INPUT DATA
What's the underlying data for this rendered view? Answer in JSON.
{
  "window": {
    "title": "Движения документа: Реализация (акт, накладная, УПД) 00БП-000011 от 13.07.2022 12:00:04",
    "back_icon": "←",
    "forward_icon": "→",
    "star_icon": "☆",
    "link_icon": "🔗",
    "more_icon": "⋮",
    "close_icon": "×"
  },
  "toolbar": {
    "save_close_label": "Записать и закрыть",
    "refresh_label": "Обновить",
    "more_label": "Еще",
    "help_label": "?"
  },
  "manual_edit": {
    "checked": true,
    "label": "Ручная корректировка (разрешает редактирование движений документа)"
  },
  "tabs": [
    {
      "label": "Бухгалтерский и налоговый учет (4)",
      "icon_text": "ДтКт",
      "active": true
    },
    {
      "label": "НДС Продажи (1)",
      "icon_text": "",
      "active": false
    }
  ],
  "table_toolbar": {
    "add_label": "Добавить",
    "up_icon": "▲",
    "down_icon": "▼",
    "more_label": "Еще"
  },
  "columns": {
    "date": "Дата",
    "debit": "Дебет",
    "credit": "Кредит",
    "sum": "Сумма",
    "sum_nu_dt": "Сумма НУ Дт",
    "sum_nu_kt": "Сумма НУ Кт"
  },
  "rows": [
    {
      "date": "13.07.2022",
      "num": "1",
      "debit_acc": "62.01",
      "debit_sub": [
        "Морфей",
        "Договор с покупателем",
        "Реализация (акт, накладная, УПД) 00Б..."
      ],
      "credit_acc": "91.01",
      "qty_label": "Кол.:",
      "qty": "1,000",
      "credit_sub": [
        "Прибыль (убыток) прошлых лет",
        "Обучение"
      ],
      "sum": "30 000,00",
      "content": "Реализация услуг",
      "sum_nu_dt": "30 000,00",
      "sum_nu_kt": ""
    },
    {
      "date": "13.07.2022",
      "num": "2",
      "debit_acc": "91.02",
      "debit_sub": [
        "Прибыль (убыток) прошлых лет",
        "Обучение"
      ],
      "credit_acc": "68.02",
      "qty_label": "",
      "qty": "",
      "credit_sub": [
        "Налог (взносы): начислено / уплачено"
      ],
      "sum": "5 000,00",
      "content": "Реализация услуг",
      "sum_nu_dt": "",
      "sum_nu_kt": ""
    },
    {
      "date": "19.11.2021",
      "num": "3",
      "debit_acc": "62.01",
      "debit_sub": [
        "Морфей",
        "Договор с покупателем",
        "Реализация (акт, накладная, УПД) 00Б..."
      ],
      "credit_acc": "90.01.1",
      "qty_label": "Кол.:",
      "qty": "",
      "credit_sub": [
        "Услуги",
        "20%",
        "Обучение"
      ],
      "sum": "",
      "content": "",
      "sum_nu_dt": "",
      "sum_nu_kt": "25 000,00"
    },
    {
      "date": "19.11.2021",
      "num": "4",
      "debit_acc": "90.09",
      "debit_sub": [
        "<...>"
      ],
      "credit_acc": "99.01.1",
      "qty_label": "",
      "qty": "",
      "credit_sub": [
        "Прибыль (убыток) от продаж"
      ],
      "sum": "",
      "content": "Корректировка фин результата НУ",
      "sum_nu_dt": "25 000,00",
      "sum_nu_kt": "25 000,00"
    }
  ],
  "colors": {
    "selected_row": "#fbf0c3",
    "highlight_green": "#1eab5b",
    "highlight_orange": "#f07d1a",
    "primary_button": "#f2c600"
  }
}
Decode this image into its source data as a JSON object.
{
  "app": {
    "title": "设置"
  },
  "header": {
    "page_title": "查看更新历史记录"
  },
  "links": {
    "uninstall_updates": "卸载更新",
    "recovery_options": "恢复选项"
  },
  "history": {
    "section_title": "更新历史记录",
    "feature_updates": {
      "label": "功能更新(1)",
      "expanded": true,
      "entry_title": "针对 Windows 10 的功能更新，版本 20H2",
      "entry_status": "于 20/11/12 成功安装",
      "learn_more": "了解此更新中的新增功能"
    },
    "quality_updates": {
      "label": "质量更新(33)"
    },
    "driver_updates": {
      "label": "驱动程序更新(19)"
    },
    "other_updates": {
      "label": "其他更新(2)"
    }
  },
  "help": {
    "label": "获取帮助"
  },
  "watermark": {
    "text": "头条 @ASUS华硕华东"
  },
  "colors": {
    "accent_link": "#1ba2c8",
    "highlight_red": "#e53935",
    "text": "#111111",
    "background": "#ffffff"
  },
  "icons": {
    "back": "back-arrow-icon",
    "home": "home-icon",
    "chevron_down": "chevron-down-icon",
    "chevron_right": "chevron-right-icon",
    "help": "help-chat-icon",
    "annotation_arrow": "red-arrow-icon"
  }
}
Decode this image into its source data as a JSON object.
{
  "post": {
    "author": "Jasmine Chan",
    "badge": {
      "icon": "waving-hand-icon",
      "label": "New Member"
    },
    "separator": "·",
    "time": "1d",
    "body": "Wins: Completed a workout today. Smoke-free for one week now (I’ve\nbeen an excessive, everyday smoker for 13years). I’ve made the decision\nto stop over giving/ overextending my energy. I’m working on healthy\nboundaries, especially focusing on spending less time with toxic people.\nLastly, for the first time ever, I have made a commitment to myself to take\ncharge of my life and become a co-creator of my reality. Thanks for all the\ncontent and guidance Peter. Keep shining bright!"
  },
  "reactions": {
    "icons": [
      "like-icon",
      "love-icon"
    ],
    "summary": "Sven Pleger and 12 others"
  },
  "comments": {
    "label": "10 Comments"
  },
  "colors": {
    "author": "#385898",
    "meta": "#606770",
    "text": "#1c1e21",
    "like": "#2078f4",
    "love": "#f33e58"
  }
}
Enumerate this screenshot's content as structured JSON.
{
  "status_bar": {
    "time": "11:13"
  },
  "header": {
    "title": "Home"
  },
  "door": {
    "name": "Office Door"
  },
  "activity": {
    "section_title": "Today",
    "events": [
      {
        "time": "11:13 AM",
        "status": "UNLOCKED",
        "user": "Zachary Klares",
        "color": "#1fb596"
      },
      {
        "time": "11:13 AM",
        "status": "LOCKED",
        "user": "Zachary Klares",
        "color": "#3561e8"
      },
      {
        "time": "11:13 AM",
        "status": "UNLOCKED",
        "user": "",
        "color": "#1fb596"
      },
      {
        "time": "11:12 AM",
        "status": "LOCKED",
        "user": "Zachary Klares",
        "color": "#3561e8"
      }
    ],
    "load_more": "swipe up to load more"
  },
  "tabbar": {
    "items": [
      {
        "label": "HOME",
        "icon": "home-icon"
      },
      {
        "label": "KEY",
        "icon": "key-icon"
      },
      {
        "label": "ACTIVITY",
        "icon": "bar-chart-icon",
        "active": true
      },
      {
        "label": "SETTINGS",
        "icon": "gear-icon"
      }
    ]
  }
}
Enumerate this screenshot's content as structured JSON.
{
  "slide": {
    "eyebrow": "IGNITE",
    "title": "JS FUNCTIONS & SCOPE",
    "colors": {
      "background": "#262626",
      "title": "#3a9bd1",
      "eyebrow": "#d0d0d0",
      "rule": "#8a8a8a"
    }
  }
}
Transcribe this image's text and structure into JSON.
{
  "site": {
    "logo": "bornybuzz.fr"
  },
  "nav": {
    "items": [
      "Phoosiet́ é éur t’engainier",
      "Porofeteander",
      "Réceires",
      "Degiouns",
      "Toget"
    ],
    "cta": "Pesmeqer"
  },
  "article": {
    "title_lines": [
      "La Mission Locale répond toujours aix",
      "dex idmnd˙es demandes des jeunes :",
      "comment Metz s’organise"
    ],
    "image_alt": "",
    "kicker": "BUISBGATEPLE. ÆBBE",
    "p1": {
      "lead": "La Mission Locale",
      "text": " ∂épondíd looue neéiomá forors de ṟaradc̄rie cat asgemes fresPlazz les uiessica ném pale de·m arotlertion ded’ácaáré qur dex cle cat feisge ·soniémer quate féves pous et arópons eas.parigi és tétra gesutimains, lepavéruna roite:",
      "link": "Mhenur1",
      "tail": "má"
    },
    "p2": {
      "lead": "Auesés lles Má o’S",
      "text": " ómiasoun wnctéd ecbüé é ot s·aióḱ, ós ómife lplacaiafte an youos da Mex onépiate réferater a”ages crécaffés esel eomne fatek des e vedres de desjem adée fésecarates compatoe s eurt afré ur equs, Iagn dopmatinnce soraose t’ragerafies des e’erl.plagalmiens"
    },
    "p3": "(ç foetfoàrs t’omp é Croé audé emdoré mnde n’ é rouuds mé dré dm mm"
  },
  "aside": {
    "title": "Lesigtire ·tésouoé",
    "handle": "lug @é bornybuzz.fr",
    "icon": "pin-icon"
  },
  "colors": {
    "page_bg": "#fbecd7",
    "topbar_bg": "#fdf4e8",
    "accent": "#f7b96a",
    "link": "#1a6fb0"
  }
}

YOUR TASK
Nothing but the lines from the one with "Transcribe this image's" through the end of the data above should be repeated, each exactly as it stands.

REPLY
Transcribe this image's text and structure into JSON.
{
  "site": {
    "logo": "bornybuzz.fr"
  },
  "nav": {
    "items": [
      "Phoosiet́ é éur t’engainier",
      "Porofeteander",
      "Réceires",
      "Degiouns",
      "Toget"
    ],
    "cta": "Pesmeqer"
  },
  "article": {
    "title_lines": [
      "La Mission Locale répond toujours aix",
      "dex idmnd˙es demandes des jeunes :",
      "comment Metz s’organise"
    ],
    "image_alt": "",
    "kicker": "BUISBGATEPLE. ÆBBE",
    "p1": {
      "lead": "La Mission Locale",
      "text": " ∂épondíd looue neéiomá forors de ṟaradc̄rie cat asgemes fresPlazz les uiessica ném pale de·m arotlertion ded’ácaáré qur dex cle cat feisge ·soniémer quate féves pous et arópons eas.parigi és tétra gesutimains, lepavéruna roite:",
      "link": "Mhenur1",
      "tail": "má"
    },
    "p2": {
      "lead": "Auesés lles Má o’S",
      "text": " ómiasoun wnctéd ecbüé é ot s·aióḱ, ós ómife lplacaiafte an youos da Mex onépiate réferater a”ages crécaffés esel eomne fatek des e vedres de desjem adée fésecarates compatoe s eurt afré ur equs, Iagn dopmatinnce soraose t’ragerafies des e’erl.plagalmiens"
    },
    "p3": "(ç foetfoàrs t’omp é Croé audé emdoré mnde n’ é rouuds mé dré dm mm"
  },
  "aside": {
    "title": "Lesigtire ·tésouoé",
    "handle": "lug @é bornybuzz.fr",
    "icon": "pin-icon"
  },
  "colors": {
    "page_bg": "#fbecd7",
    "topbar_bg": "#fdf4e8",
    "accent": "#f7b96a",
    "link": "#1a6fb0"
  }
}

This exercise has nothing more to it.